* Begin *

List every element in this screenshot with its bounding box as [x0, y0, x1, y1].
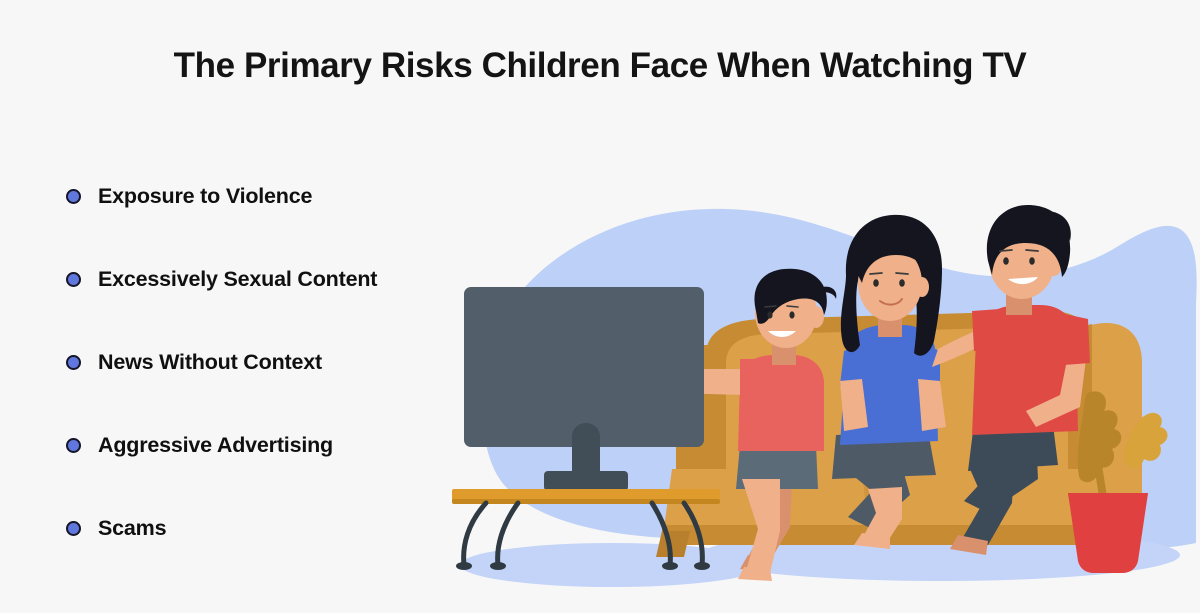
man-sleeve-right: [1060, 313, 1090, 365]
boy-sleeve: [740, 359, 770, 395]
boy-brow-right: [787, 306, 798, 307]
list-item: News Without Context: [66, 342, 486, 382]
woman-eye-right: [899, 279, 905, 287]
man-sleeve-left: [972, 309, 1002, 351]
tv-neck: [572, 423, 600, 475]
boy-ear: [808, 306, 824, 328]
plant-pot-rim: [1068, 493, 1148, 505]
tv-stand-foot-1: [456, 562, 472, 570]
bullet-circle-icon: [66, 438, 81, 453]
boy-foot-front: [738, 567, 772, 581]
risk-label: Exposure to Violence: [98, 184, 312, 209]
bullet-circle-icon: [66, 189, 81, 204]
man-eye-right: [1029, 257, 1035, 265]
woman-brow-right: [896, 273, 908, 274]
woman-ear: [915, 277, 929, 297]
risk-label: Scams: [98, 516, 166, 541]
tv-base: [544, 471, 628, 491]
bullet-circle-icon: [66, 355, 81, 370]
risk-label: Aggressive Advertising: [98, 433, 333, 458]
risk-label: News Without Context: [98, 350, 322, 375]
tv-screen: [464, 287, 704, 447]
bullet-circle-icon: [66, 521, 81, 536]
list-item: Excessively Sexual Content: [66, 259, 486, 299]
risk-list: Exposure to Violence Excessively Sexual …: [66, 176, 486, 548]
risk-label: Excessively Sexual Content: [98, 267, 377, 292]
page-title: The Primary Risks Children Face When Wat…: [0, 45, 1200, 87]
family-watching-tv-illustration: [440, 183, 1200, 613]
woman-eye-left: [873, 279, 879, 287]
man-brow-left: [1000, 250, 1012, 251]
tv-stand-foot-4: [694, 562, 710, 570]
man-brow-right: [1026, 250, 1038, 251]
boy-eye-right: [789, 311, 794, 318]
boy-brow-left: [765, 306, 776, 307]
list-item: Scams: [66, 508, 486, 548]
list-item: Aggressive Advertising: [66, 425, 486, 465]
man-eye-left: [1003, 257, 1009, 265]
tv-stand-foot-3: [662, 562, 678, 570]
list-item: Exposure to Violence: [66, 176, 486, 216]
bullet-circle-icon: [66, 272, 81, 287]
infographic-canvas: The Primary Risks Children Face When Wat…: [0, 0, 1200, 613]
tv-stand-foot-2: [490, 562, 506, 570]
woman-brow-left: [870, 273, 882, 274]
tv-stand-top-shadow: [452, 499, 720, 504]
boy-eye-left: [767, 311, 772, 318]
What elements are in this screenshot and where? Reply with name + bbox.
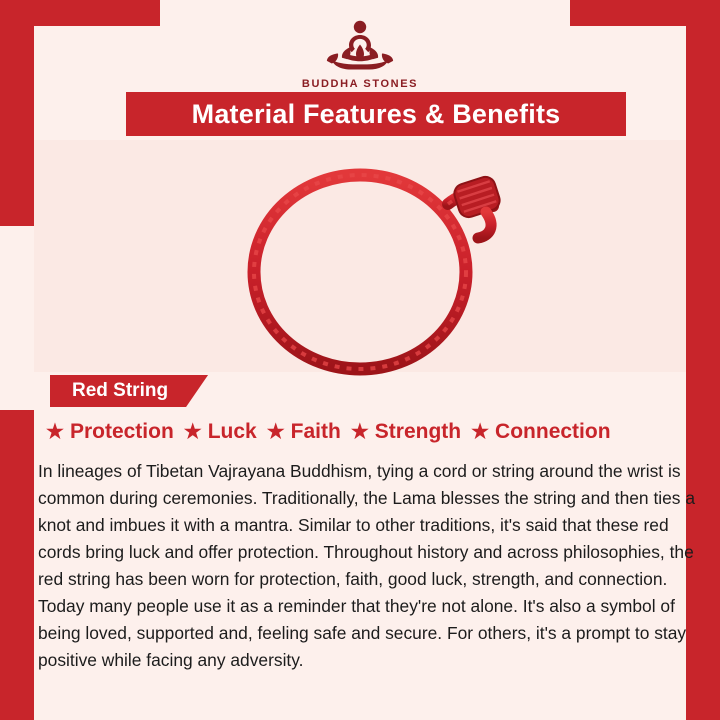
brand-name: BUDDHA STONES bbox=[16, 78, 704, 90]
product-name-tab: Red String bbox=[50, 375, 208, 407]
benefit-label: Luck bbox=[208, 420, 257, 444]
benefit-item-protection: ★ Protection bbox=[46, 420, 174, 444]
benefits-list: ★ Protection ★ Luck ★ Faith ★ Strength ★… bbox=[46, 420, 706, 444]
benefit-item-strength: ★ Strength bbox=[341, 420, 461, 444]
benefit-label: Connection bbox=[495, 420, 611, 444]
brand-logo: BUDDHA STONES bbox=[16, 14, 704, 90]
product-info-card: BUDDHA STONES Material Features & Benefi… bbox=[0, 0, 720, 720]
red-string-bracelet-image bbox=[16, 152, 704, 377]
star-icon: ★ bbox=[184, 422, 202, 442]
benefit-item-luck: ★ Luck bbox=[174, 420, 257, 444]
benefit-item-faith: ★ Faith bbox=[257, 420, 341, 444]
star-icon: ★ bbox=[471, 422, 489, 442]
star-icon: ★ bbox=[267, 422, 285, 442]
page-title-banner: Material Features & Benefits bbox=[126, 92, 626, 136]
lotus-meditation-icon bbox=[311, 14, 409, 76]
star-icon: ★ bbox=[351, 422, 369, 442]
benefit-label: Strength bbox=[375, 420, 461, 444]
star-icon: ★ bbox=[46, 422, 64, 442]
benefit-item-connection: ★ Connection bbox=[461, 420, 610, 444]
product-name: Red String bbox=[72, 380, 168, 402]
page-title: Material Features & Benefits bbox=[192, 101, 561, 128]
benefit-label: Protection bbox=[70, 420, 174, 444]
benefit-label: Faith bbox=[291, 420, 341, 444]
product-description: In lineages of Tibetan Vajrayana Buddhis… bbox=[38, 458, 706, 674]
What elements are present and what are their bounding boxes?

* End *

:: What is expected ::
Please reproduce the material with every instance of "screenshot" swapped for "image", leaving everything else unchanged and omitting the pictures.

:: Final result ::
List every element in this image with its bounding box as [x0, y0, x1, y1].
man-sleeve-right: [1060, 313, 1090, 365]
boy-sleeve: [740, 359, 770, 395]
boy-brow-right: [787, 306, 798, 307]
list-item: News Without Context: [66, 342, 486, 382]
woman-eye-right: [899, 279, 905, 287]
man-sleeve-left: [972, 309, 1002, 351]
tv-neck: [572, 423, 600, 475]
boy-ear: [808, 306, 824, 328]
plant-pot-rim: [1068, 493, 1148, 505]
tv-stand-foot-1: [456, 562, 472, 570]
bullet-circle-icon: [66, 438, 81, 453]
boy-foot-front: [738, 567, 772, 581]
risk-label: Exposure to Violence: [98, 184, 312, 209]
bullet-circle-icon: [66, 189, 81, 204]
man-eye-right: [1029, 257, 1035, 265]
woman-brow-right: [896, 273, 908, 274]
woman-ear: [915, 277, 929, 297]
risk-label: Scams: [98, 516, 166, 541]
tv-base: [544, 471, 628, 491]
bullet-circle-icon: [66, 355, 81, 370]
risk-label: Aggressive Advertising: [98, 433, 333, 458]
risk-label: News Without Context: [98, 350, 322, 375]
tv-screen: [464, 287, 704, 447]
bullet-circle-icon: [66, 521, 81, 536]
list-item: Excessively Sexual Content: [66, 259, 486, 299]
risk-list: Exposure to Violence Excessively Sexual …: [66, 176, 486, 548]
risk-label: Excessively Sexual Content: [98, 267, 377, 292]
page-title: The Primary Risks Children Face When Wat…: [0, 45, 1200, 87]
family-watching-tv-illustration: [440, 183, 1200, 613]
woman-eye-left: [873, 279, 879, 287]
man-brow-left: [1000, 250, 1012, 251]
tv-stand-foot-4: [694, 562, 710, 570]
man-brow-right: [1026, 250, 1038, 251]
boy-eye-right: [789, 311, 794, 318]
boy-brow-left: [765, 306, 776, 307]
list-item: Scams: [66, 508, 486, 548]
list-item: Aggressive Advertising: [66, 425, 486, 465]
man-eye-left: [1003, 257, 1009, 265]
tv-stand-foot-3: [662, 562, 678, 570]
list-item: Exposure to Violence: [66, 176, 486, 216]
bullet-circle-icon: [66, 272, 81, 287]
infographic-canvas: The Primary Risks Children Face When Wat…: [0, 0, 1200, 613]
tv-stand-foot-2: [490, 562, 506, 570]
woman-brow-left: [870, 273, 882, 274]
tv-stand-top-shadow: [452, 499, 720, 504]
boy-eye-left: [767, 311, 772, 318]
What elements are in this image and where? Reply with name + bbox.
brand-name: BUDDHA STONES bbox=[16, 78, 704, 90]
product-name-tab: Red String bbox=[50, 375, 208, 407]
benefit-label: Luck bbox=[208, 420, 257, 444]
benefit-item-protection: ★ Protection bbox=[46, 420, 174, 444]
benefits-list: ★ Protection ★ Luck ★ Faith ★ Strength ★… bbox=[46, 420, 706, 444]
benefit-item-strength: ★ Strength bbox=[341, 420, 461, 444]
benefit-label: Connection bbox=[495, 420, 611, 444]
brand-logo: BUDDHA STONES bbox=[16, 14, 704, 90]
product-info-card: BUDDHA STONES Material Features & Benefi… bbox=[0, 0, 720, 720]
red-string-bracelet-image bbox=[16, 152, 704, 377]
star-icon: ★ bbox=[184, 422, 202, 442]
benefit-item-luck: ★ Luck bbox=[174, 420, 257, 444]
benefit-item-faith: ★ Faith bbox=[257, 420, 341, 444]
star-icon: ★ bbox=[471, 422, 489, 442]
star-icon: ★ bbox=[267, 422, 285, 442]
page-title-banner: Material Features & Benefits bbox=[126, 92, 626, 136]
lotus-meditation-icon bbox=[311, 14, 409, 76]
star-icon: ★ bbox=[351, 422, 369, 442]
benefit-label: Strength bbox=[375, 420, 461, 444]
star-icon: ★ bbox=[46, 422, 64, 442]
benefit-item-connection: ★ Connection bbox=[461, 420, 610, 444]
product-name: Red String bbox=[72, 380, 168, 402]
page-title: Material Features & Benefits bbox=[192, 101, 561, 128]
benefit-label: Protection bbox=[70, 420, 174, 444]
benefit-label: Faith bbox=[291, 420, 341, 444]
product-description: In lineages of Tibetan Vajrayana Buddhis… bbox=[38, 458, 706, 674]
What elements are present and what are their bounding boxes?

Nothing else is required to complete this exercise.